Task details: Copy out all lines where "section" appears.
-*-*-
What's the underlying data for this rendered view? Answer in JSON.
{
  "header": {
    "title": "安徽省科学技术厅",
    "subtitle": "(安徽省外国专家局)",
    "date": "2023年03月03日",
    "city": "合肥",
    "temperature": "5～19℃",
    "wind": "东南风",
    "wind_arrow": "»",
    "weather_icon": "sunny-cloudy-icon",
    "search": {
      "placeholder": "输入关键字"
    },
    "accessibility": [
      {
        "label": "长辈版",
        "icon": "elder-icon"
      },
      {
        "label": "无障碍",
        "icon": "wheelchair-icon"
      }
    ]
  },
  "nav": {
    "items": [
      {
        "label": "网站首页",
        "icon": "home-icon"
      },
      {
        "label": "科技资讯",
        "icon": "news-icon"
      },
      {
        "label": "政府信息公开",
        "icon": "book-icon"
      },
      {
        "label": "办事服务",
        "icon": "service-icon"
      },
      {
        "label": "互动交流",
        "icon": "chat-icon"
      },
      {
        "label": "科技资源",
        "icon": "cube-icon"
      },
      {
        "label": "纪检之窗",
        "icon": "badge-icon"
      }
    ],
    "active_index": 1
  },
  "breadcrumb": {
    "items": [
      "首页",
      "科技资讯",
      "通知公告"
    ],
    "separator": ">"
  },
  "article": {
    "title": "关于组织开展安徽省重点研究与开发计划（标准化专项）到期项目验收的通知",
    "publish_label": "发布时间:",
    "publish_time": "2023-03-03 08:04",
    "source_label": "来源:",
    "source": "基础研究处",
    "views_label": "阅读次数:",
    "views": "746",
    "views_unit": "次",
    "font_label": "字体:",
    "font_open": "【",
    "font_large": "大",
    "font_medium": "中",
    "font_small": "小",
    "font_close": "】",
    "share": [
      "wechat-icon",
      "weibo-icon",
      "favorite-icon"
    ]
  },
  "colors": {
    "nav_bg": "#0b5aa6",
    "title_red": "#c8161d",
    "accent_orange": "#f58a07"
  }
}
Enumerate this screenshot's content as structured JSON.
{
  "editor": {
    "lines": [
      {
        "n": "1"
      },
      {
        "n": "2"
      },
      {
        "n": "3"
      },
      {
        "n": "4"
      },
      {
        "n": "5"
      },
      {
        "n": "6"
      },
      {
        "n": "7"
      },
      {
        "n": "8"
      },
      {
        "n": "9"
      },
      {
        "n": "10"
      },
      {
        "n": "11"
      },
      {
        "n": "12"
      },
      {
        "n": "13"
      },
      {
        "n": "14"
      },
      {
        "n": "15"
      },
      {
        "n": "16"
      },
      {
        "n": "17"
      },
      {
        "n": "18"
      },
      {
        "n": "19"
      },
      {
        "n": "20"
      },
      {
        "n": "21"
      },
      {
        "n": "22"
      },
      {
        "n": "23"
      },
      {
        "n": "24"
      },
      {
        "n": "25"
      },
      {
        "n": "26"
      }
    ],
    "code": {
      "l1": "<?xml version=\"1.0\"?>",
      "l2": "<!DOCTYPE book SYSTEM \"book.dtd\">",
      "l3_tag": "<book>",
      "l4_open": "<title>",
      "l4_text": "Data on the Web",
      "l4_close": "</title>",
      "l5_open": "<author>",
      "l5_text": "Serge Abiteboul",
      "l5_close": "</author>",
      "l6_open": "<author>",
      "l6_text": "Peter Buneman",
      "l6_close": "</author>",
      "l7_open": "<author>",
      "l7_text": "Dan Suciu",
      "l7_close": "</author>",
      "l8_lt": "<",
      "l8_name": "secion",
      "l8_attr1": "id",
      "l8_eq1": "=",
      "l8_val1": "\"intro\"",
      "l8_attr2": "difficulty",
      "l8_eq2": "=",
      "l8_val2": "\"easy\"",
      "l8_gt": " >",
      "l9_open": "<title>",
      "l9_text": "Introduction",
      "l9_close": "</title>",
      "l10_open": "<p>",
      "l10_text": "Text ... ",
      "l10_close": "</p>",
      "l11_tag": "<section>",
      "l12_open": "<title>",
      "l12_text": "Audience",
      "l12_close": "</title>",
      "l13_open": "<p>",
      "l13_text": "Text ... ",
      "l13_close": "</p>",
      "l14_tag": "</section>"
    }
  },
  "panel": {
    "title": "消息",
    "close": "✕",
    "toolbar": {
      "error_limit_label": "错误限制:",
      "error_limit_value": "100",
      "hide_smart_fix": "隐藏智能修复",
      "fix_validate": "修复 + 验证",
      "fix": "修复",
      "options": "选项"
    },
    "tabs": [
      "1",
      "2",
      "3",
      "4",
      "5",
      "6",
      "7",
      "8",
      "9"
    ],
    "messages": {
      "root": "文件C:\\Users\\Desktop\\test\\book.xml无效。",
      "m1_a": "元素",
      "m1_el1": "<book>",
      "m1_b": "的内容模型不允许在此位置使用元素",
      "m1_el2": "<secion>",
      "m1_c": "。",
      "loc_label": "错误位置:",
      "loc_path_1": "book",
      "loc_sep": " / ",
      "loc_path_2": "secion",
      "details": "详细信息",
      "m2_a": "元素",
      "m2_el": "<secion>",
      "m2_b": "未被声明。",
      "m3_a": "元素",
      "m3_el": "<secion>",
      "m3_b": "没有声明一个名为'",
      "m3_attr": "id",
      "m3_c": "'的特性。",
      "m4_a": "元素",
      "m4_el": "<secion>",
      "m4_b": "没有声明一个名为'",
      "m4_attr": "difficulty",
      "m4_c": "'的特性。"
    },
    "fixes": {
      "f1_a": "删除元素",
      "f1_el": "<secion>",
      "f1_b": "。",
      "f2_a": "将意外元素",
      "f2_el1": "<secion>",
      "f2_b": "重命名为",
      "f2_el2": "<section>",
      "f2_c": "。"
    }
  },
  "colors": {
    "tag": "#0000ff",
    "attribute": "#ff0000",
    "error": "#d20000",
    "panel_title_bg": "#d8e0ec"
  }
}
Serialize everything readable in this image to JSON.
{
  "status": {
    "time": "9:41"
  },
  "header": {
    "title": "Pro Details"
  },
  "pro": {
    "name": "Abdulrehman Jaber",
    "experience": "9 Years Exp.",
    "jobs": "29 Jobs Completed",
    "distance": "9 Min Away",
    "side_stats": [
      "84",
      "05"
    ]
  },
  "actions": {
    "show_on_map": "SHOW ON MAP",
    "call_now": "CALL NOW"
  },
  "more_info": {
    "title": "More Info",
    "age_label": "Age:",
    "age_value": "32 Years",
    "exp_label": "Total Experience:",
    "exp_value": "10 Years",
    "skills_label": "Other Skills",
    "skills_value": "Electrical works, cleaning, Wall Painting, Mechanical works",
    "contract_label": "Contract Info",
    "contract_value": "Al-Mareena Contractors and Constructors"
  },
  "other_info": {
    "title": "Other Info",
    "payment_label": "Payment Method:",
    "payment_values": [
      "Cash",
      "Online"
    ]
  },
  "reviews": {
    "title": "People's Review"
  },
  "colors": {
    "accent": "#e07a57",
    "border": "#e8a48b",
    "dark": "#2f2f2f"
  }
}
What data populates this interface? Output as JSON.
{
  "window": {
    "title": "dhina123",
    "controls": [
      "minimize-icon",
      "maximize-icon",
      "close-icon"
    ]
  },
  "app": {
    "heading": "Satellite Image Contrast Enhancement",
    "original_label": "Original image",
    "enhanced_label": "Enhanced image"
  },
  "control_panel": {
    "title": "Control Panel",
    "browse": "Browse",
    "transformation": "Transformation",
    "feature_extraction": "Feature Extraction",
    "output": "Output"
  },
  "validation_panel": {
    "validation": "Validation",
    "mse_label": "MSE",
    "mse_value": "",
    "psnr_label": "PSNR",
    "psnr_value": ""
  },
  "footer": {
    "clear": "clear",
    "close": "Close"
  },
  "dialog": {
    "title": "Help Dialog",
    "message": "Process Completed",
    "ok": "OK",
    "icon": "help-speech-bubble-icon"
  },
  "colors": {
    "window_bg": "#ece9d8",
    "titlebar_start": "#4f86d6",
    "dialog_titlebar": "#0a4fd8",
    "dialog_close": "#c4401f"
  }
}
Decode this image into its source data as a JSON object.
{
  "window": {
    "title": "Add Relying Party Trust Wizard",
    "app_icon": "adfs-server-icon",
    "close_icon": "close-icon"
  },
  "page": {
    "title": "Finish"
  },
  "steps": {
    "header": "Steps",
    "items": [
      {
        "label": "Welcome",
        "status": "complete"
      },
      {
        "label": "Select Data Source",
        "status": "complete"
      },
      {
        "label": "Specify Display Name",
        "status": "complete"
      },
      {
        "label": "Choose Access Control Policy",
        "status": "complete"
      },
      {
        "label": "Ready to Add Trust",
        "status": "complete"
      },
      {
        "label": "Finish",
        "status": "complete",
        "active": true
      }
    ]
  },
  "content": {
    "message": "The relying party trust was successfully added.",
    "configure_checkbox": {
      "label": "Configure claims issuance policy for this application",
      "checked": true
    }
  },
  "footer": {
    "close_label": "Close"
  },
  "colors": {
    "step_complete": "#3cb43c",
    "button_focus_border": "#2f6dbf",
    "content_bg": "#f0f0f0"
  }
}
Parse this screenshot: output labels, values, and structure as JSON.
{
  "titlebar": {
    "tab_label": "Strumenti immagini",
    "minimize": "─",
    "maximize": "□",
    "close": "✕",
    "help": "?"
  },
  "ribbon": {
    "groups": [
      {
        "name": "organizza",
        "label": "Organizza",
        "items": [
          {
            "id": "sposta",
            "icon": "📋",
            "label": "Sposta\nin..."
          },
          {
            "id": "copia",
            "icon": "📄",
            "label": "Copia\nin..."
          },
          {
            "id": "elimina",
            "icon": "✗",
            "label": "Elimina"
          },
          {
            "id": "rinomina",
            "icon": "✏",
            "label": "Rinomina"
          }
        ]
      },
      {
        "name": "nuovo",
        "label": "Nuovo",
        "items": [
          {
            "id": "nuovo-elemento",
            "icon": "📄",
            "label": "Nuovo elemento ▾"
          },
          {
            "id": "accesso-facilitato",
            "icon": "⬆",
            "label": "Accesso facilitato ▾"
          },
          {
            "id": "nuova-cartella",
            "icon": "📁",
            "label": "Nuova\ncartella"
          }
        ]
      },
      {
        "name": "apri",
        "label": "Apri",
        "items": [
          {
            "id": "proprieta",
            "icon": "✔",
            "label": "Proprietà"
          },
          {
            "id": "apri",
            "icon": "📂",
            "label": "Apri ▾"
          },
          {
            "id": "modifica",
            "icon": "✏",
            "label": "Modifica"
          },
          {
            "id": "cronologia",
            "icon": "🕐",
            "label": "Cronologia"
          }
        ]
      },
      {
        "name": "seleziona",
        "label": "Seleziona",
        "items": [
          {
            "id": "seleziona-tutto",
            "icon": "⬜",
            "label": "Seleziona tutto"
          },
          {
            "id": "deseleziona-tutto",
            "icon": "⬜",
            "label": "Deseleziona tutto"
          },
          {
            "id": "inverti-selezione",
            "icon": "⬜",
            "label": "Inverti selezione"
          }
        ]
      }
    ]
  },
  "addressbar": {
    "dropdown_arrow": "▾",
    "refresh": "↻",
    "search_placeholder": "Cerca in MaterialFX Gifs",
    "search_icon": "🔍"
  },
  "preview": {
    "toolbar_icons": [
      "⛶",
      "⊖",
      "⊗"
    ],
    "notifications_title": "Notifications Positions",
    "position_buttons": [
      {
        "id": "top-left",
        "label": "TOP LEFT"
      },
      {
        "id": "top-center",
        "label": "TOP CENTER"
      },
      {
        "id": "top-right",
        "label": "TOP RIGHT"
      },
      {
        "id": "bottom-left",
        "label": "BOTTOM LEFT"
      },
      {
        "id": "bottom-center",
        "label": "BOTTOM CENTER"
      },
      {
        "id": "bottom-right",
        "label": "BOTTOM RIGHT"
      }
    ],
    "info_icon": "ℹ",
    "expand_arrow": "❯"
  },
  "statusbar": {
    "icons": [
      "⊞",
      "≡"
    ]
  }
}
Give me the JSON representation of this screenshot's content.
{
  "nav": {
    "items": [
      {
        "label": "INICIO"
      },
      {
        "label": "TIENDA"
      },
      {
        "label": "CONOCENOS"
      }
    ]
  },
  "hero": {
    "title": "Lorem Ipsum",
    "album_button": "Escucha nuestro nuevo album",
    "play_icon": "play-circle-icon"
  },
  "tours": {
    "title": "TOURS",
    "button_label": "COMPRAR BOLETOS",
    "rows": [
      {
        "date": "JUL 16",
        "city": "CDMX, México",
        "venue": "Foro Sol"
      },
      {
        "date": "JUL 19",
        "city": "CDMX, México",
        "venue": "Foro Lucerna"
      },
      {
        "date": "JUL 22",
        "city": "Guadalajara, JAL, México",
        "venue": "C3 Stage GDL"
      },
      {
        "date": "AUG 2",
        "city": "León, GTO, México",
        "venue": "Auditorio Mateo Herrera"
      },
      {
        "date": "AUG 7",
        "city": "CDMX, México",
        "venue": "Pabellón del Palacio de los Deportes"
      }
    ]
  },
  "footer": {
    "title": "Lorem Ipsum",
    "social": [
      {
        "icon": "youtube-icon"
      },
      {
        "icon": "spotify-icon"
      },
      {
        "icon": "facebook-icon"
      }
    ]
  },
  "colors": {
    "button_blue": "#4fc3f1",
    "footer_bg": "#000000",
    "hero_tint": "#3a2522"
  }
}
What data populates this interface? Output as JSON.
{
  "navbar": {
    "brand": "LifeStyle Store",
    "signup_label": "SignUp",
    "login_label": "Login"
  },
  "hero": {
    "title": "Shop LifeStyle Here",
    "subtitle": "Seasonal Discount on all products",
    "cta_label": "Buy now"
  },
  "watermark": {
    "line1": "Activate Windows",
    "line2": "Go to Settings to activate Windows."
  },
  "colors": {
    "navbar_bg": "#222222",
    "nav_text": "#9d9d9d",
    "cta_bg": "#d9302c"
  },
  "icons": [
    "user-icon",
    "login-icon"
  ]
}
-*-*-
Exercise solution:
      "l11_tag": "<section>",
      "l14_tag": "</section>"
      "f2_el2": "<section>",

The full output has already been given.